Record extracts
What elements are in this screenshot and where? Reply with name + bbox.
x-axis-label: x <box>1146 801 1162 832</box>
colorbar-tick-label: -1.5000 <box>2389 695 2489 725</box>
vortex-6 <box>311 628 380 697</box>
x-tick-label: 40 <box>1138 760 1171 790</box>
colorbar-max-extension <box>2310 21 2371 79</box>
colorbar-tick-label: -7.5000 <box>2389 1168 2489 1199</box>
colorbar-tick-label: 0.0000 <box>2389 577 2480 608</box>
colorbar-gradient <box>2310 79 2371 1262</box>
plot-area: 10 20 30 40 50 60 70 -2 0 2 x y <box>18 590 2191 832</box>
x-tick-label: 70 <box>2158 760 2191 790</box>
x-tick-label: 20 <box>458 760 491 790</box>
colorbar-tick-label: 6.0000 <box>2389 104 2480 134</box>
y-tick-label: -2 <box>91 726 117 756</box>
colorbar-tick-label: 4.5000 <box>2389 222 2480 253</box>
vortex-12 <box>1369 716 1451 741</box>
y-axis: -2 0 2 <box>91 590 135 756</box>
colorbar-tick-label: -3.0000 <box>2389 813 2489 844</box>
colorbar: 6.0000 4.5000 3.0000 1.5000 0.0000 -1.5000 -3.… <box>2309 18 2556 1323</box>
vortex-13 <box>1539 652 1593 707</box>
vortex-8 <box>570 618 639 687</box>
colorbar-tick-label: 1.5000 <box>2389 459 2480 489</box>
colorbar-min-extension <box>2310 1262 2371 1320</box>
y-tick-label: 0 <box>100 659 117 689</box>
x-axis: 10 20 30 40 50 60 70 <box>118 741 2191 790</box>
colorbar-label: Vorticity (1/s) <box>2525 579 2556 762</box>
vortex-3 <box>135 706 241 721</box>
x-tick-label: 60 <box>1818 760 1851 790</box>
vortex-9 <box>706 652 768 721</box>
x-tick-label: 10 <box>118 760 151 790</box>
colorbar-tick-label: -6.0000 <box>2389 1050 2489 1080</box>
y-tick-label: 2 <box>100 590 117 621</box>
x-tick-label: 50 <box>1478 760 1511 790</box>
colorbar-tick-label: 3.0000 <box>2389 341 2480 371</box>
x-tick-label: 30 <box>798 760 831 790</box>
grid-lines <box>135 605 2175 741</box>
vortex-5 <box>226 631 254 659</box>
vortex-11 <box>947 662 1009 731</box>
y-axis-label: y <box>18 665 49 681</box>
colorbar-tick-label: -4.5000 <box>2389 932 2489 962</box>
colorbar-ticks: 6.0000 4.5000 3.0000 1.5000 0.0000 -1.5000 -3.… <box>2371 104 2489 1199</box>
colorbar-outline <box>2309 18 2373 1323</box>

Set exercise
Copy the data word for word, starting with its first line and continuing up to and including the line that contains "x-tick-label: 20 <box>458 760 491 790</box>".

Result of this task
What elements are in this screenshot and where? Reply with name + bbox.
x-axis-label: x <box>1146 801 1162 832</box>
colorbar-tick-label: -1.5000 <box>2389 695 2489 725</box>
vortex-6 <box>311 628 380 697</box>
x-tick-label: 40 <box>1138 760 1171 790</box>
colorbar-max-extension <box>2310 21 2371 79</box>
colorbar-tick-label: -7.5000 <box>2389 1168 2489 1199</box>
colorbar-tick-label: 0.0000 <box>2389 577 2480 608</box>
colorbar-gradient <box>2310 79 2371 1262</box>
plot-area: 10 20 30 40 50 60 70 -2 0 2 x y <box>18 590 2191 832</box>
x-tick-label: 70 <box>2158 760 2191 790</box>
x-tick-label: 20 <box>458 760 491 790</box>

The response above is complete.